Dataset items
+---+

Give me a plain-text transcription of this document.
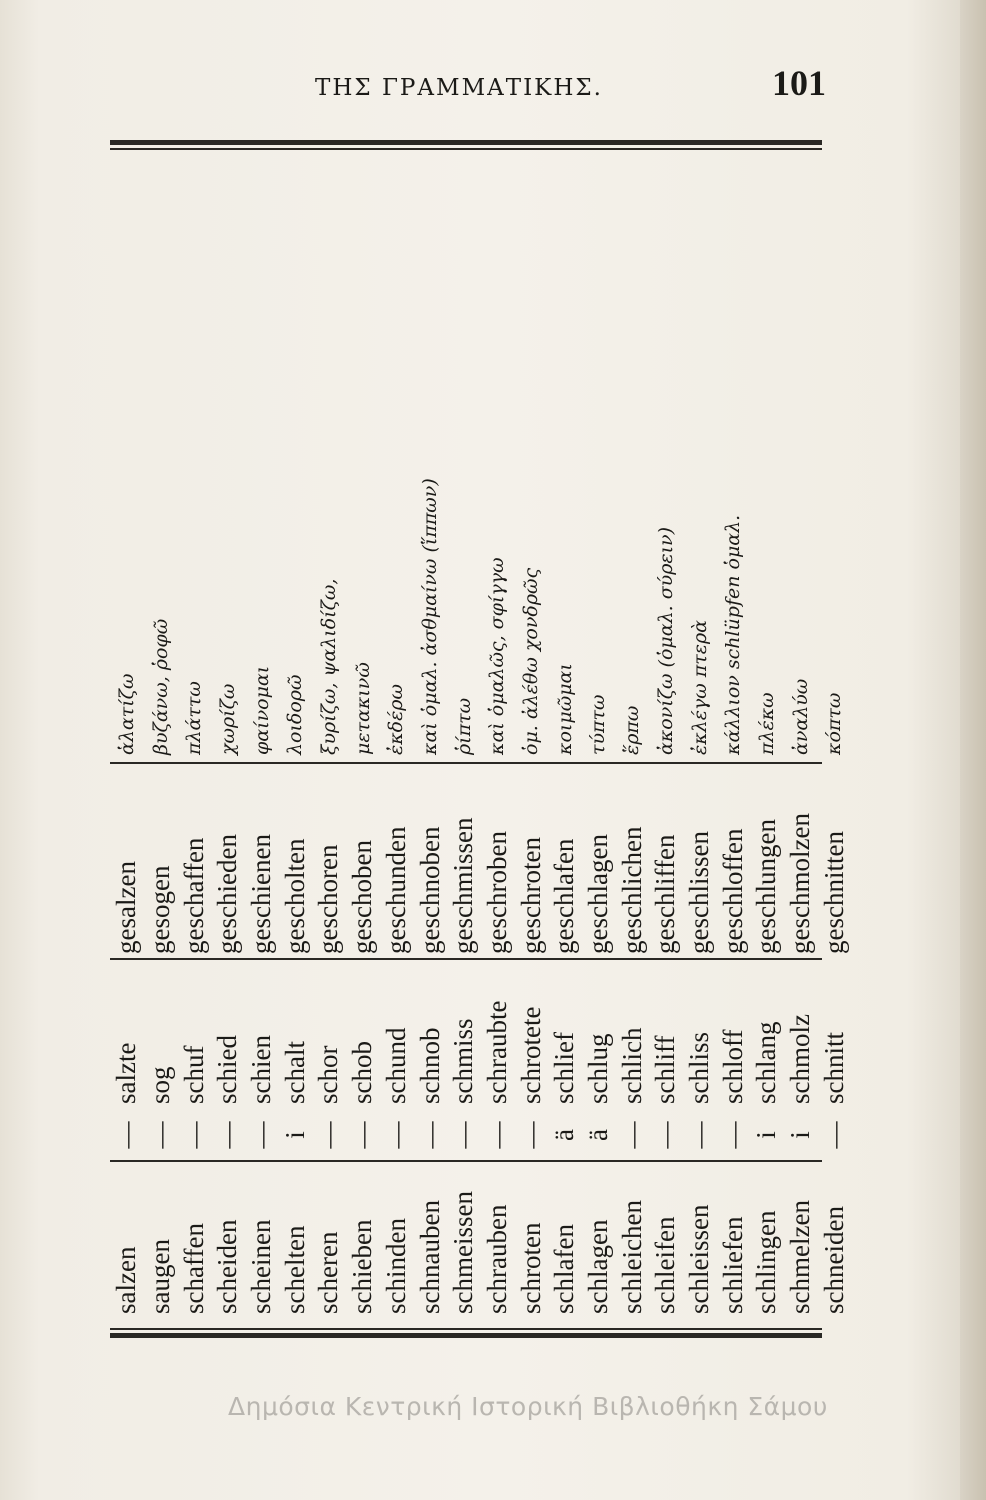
ΤΗΣ ΓΡΑΜΜΑΤΙΚΗΣ.	101
salzen
—
salzte
gesalzen
ἁλατίζω
saugen
—
sog
gesogen
βυζάνω, ῥοφῶ
schaffen
—
schuf
geschaffen
πλάττω
scheiden
—
schied
geschieden
χωρίζω
scheinen
—
schien
geschienen
φαίνομαι
schelten
i
schalt
gescholten
λοιδορῶ
scheren
—
schor
geschoren
ξυρίζω, ψαλιδίζω,
schieben
—
schob
geschoben
μετακινῶ
schinden
—
schund
geschunden
ἐκδέρω
schnauben
—
schnob
geschnoben
καὶ ὁμαλ. ἀσθμαίνω (ἵππων)
schmeissen
—
schmiss
geschmissen
ῥίπτω
schrauben
—
schraubte
geschroben
καὶ ὁμαλῶς, σφίγγω
schroten
—
schrotete
geschroten
ὁμ. ἀλέθω χονδρῶς
schlafen
ä
schlief
geschlafen
κοιμῶμαι
schlagen
ä
schlug
geschlagen
τύπτω
schleichen
—
schlich
geschlichen
ἕρπω
schleifen
—
schliff
geschliffen
ἀκονίζω (ὁμαλ. σύρειν)
schleissen
—
schliss
geschlissen
ἐκλέγω πτερὰ
schliefen
—
schloff
geschloffen
κάλλιον schlüpfen ὁμαλ.
schlingen
i
schlang
geschlungen
πλέκω
schmelzen
i
schmolz
geschmolzen
ἀναλύω
schneiden
—
schnitt
geschnitten
κόπτω
Δημόσια Κεντρική Ιστορική Βιβλιοθήκη Σάμου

+---+

What you will do:
Print every entry above again without changing a word, and omit the pictures.

Written answer:
Give me a plain-text transcription of this document.
ΤΗΣ ΓΡΑΜΜΑΤΙΚΗΣ.	101
salzen
—
salzte
gesalzen
ἁλατίζω
saugen
—
sog
gesogen
βυζάνω, ῥοφῶ
schaffen
—
schuf
geschaffen
πλάττω
scheiden
—
schied
geschieden
χωρίζω
scheinen
—
schien
geschienen
φαίνομαι
schelten
i
schalt
gescholten
λοιδορῶ
scheren
—
schor
geschoren
ξυρίζω, ψαλιδίζω,
schieben
—
schob
geschoben
μετακινῶ
schinden
—
schund
geschunden
ἐκδέρω
schnauben
—
schnob
geschnoben
καὶ ὁμαλ. ἀσθμαίνω (ἵππων)
schmeissen
—
schmiss
geschmissen
ῥίπτω
schrauben
—
schraubte
geschroben
καὶ ὁμαλῶς, σφίγγω
schroten
—
schrotete
geschroten
ὁμ. ἀλέθω χονδρῶς
schlafen
ä
schlief
geschlafen
κοιμῶμαι
schlagen
ä
schlug
geschlagen
τύπτω
schleichen
—
schlich
geschlichen
ἕρπω
schleifen
—
schliff
geschliffen
ἀκονίζω (ὁμαλ. σύρειν)
schleissen
—
schliss
geschlissen
ἐκλέγω πτερὰ
schliefen
—
schloff
geschloffen
κάλλιον schlüpfen ὁμαλ.
schlingen
i
schlang
geschlungen
πλέκω
schmelzen
i
schmolz
geschmolzen
ἀναλύω
schneiden
—
schnitt
geschnitten
κόπτω
Δημόσια Κεντρική Ιστορική Βιβλιοθήκη Σάμου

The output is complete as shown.